Aim -> Reproduce the material from its first line through the line containing "zoom-in-icon[interactable]: + (472, 311, 478, 319)", swapping "search-button" for "submit-button" and leaving everything else unchanged.

━━ Data to use ━━

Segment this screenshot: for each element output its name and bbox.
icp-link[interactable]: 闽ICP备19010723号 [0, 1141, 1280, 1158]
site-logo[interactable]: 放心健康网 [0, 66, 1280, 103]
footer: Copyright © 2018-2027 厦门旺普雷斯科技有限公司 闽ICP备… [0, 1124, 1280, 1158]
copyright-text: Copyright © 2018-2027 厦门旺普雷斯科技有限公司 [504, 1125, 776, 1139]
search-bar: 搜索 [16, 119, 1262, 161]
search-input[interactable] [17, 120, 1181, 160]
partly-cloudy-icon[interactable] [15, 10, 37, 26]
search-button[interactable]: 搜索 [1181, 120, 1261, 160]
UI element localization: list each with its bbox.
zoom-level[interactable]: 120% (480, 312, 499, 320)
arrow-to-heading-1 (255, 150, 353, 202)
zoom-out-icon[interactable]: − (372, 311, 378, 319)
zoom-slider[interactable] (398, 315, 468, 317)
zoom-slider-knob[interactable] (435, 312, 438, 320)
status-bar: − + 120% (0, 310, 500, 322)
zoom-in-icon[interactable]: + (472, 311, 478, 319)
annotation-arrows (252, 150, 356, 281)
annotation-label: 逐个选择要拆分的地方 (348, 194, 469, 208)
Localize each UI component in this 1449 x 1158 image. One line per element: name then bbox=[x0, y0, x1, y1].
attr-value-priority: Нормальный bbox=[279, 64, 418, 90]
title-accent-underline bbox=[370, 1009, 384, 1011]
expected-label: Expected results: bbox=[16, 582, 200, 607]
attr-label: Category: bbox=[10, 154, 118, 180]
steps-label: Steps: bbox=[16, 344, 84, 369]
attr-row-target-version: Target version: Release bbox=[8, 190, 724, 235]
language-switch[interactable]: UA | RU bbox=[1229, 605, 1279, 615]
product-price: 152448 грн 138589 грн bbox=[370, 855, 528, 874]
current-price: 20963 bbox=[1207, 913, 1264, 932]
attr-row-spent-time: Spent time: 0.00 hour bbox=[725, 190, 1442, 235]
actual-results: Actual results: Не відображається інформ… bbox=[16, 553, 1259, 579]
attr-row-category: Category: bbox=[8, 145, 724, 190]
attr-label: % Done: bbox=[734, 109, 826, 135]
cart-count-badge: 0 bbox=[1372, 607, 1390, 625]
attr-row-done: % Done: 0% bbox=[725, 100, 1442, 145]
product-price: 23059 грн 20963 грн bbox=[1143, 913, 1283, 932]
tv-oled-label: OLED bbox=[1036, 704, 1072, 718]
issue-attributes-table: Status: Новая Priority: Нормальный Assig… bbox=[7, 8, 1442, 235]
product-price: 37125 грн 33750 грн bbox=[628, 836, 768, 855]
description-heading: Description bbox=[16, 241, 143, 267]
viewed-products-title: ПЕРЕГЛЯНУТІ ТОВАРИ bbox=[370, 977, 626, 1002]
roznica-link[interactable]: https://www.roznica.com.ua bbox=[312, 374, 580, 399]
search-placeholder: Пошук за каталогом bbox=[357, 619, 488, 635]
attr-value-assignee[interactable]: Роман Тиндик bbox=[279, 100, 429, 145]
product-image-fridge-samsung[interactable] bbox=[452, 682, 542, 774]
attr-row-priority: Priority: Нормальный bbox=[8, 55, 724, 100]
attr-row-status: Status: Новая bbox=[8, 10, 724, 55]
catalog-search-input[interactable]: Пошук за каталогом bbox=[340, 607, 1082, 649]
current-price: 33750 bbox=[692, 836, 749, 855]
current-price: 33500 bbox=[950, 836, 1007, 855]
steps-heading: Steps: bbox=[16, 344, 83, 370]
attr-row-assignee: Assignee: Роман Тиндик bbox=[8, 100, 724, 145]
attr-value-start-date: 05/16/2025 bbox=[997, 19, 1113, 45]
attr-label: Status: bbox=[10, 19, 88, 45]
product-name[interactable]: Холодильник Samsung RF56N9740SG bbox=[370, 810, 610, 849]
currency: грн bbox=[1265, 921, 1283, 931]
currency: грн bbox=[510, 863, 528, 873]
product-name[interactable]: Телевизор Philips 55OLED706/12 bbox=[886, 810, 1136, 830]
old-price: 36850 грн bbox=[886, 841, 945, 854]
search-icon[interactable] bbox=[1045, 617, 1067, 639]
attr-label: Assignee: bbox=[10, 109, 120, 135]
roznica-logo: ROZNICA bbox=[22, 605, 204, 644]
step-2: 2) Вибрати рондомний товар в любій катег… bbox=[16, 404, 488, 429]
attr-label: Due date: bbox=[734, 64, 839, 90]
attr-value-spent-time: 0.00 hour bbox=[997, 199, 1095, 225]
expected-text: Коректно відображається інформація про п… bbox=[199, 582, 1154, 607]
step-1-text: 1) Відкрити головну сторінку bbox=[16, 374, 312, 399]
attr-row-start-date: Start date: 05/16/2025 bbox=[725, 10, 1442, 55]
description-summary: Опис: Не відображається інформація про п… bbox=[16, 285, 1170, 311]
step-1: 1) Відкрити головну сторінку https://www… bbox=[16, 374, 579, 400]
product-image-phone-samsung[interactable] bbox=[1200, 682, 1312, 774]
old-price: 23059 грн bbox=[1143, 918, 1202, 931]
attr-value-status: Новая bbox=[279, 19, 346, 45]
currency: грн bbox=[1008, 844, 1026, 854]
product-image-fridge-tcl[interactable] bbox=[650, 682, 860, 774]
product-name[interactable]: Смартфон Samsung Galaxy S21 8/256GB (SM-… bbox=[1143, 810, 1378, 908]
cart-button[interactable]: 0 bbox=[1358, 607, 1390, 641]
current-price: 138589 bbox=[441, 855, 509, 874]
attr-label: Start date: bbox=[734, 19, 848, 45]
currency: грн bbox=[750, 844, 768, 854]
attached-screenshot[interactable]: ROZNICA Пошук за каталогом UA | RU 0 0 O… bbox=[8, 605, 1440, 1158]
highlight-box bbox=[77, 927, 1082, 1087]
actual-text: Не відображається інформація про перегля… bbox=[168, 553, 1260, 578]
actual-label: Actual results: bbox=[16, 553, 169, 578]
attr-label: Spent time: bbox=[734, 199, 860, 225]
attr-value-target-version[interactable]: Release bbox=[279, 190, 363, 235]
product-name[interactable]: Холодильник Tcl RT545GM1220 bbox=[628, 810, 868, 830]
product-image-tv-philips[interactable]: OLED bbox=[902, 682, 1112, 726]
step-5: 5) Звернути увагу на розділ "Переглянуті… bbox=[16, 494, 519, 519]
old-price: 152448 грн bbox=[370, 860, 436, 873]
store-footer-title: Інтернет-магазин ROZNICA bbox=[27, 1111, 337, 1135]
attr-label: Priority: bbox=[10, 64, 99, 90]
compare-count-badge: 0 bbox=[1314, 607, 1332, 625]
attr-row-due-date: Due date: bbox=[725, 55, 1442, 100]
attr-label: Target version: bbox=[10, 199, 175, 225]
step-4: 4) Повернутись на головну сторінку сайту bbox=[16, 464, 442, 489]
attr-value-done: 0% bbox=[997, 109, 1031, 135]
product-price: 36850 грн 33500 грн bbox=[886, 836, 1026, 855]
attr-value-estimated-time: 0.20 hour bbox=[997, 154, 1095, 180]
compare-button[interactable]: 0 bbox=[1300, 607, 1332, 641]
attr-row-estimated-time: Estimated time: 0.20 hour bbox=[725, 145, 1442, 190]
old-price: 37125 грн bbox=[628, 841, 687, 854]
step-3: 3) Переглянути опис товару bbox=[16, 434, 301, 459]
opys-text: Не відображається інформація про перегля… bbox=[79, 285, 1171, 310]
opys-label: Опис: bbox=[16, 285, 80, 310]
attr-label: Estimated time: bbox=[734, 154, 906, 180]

━━━

Result of this task ->
Segment this screenshot: for each element output its name and bbox.
icp-link[interactable]: 闽ICP备19010723号 [0, 1141, 1280, 1158]
site-logo[interactable]: 放心健康网 [0, 66, 1280, 103]
footer: Copyright © 2018-2027 厦门旺普雷斯科技有限公司 闽ICP备… [0, 1124, 1280, 1158]
copyright-text: Copyright © 2018-2027 厦门旺普雷斯科技有限公司 [504, 1125, 776, 1139]
search-bar: 搜索 [16, 119, 1262, 161]
search-input[interactable] [17, 120, 1181, 160]
partly-cloudy-icon[interactable] [15, 10, 37, 26]
submit-button[interactable]: 搜索 [1181, 120, 1261, 160]
UI element localization: list each with its bbox.
zoom-level[interactable]: 120% (480, 312, 499, 320)
arrow-to-heading-1 (255, 150, 353, 202)
zoom-out-icon[interactable]: − (372, 311, 378, 319)
zoom-slider[interactable] (398, 315, 468, 317)
zoom-slider-knob[interactable] (435, 312, 438, 320)
status-bar: − + 120% (0, 310, 500, 322)
zoom-in-icon[interactable]: + (472, 311, 478, 319)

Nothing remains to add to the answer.